» **Information supplied**

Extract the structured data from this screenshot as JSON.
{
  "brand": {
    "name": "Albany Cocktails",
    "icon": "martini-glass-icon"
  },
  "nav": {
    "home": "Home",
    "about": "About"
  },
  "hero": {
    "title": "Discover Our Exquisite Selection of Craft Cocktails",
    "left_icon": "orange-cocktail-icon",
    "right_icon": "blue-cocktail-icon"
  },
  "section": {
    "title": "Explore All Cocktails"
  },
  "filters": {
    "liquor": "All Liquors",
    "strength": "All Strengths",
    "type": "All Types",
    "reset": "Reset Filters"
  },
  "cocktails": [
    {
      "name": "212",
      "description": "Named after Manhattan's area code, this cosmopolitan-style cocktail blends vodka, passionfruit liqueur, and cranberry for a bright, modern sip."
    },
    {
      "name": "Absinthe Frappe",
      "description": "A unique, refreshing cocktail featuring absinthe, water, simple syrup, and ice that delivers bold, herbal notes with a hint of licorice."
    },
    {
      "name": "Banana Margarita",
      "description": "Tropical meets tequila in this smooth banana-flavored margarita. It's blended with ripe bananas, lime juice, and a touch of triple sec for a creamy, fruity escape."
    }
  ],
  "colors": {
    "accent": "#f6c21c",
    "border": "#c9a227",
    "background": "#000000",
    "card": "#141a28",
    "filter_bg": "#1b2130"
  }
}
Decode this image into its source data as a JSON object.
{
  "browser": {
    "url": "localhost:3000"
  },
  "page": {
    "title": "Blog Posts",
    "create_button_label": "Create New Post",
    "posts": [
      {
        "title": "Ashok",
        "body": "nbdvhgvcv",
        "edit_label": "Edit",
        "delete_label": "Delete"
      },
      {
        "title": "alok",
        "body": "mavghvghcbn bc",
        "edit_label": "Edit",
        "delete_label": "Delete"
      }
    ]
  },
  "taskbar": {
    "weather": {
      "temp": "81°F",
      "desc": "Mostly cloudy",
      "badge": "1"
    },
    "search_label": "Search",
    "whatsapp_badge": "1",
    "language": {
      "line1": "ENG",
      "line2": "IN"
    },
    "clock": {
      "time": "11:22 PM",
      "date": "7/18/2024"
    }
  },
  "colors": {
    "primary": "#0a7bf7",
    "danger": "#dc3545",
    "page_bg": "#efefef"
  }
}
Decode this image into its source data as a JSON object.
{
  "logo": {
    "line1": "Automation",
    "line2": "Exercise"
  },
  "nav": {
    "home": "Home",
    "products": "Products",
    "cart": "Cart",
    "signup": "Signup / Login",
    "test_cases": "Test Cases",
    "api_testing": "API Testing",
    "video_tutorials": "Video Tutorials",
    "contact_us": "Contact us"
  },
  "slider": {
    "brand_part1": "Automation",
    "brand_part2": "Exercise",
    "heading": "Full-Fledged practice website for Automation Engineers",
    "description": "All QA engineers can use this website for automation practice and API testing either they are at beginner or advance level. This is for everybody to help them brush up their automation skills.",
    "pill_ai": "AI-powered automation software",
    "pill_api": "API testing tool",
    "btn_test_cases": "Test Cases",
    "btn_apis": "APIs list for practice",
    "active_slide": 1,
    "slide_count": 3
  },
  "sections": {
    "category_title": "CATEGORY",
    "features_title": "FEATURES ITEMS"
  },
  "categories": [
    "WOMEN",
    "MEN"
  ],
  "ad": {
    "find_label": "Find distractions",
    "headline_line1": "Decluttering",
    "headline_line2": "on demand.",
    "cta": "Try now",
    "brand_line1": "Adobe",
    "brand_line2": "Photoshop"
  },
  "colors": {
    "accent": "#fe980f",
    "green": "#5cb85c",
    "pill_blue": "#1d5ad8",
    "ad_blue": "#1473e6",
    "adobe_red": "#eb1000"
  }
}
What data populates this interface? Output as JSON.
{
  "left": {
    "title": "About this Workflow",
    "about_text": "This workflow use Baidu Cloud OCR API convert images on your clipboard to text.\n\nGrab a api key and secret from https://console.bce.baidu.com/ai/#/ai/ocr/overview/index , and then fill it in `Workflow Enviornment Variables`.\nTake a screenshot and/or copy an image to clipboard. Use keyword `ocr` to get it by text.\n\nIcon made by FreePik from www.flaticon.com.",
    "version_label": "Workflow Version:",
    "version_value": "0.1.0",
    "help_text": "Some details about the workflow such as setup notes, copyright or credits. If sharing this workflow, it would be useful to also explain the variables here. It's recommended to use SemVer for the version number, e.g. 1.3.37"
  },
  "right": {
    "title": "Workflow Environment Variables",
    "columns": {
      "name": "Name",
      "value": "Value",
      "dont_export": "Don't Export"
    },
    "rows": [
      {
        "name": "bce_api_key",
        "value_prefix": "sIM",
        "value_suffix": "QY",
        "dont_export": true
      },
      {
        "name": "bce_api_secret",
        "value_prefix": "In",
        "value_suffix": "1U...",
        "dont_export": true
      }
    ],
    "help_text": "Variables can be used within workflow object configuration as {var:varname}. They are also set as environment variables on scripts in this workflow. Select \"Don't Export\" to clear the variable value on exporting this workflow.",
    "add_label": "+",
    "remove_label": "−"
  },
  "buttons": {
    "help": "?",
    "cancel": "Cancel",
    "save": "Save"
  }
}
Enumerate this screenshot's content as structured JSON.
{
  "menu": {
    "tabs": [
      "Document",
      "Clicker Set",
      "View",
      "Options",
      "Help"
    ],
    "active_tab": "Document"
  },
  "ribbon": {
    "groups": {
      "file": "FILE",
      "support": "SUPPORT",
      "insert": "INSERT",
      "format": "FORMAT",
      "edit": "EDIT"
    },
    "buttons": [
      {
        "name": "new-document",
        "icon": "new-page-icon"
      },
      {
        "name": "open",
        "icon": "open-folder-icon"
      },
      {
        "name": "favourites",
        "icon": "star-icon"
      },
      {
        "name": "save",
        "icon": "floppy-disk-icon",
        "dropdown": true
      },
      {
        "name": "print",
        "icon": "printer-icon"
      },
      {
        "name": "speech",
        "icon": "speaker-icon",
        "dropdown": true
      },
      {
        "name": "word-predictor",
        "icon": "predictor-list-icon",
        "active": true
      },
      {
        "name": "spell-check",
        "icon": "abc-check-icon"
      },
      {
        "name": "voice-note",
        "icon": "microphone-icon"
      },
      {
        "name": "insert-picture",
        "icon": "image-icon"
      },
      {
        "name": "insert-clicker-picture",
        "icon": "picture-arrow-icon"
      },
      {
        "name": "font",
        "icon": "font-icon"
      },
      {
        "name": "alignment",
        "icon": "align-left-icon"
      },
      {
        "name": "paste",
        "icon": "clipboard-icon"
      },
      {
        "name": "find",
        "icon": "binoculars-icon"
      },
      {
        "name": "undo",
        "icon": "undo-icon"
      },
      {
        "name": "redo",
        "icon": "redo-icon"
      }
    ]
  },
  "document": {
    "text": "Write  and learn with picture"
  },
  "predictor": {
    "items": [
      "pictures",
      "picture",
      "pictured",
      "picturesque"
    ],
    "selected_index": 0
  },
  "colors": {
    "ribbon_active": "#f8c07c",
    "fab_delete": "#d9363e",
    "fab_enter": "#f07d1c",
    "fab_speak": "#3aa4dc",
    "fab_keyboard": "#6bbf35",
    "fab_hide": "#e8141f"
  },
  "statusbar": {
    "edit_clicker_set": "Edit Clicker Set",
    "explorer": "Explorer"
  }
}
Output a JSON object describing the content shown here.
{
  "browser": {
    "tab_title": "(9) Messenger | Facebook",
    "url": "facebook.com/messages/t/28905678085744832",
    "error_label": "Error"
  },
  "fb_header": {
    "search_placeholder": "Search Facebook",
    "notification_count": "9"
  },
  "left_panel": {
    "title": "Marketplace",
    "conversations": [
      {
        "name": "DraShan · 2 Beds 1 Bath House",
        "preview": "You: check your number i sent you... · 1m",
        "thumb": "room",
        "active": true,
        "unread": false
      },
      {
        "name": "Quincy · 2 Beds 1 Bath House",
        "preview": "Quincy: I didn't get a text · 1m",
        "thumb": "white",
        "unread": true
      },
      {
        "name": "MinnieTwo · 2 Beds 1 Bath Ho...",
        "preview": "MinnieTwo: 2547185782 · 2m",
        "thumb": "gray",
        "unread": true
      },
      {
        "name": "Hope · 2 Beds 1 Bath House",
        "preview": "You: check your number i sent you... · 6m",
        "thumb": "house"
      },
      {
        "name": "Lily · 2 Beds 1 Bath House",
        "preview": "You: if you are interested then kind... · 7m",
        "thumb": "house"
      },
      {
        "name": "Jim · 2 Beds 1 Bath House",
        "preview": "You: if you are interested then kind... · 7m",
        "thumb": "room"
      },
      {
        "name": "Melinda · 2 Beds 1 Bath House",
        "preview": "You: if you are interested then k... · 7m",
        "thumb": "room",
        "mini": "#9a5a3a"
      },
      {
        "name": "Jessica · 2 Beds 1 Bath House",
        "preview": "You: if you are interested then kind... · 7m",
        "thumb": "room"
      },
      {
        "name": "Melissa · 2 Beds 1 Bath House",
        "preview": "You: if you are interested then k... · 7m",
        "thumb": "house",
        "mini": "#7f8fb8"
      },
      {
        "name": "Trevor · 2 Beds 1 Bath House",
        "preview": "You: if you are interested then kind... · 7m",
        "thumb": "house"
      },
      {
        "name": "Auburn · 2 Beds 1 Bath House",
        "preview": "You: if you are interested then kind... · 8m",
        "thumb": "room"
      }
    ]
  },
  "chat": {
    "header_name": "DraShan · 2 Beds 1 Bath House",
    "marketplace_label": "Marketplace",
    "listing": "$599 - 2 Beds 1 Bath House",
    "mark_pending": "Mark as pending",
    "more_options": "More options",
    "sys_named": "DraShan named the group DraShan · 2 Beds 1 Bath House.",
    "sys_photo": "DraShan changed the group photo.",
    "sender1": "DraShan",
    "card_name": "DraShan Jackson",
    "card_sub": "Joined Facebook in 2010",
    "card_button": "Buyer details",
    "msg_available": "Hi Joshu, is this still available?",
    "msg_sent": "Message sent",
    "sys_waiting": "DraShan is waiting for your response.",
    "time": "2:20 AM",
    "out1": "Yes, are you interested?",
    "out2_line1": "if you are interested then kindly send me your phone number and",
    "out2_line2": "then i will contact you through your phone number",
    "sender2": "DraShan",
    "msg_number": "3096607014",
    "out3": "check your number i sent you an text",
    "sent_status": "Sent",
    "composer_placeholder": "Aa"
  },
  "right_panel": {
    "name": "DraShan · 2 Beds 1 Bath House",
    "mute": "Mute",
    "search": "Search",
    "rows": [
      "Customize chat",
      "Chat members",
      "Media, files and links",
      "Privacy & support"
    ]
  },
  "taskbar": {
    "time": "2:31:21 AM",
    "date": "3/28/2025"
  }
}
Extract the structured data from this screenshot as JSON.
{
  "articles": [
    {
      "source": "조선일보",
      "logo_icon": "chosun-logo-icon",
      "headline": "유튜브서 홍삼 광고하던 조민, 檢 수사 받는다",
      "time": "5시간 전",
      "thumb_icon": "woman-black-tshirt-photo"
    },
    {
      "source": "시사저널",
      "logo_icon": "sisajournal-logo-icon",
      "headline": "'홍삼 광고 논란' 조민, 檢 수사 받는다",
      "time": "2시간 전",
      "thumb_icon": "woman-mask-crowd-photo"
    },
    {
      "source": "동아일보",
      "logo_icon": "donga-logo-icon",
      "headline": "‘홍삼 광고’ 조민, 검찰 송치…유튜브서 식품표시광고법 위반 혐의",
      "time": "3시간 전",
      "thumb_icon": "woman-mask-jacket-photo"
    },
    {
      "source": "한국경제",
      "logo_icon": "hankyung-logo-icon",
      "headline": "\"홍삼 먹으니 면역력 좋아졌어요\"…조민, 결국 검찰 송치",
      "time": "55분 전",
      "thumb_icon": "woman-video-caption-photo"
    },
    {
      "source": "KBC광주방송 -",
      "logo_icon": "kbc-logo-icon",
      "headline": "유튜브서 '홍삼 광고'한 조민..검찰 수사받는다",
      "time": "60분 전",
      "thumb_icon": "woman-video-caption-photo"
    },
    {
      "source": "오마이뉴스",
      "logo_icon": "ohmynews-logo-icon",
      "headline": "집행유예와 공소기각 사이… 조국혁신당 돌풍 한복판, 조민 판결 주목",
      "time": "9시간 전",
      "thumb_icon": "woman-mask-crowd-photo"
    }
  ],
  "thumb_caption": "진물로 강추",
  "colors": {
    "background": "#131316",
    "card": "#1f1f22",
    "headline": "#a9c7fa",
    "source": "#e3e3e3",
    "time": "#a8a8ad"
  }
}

» **Exercise requirements**
Work through the records line by line and tally those with the word "here". Report only the total.

» **Response**
2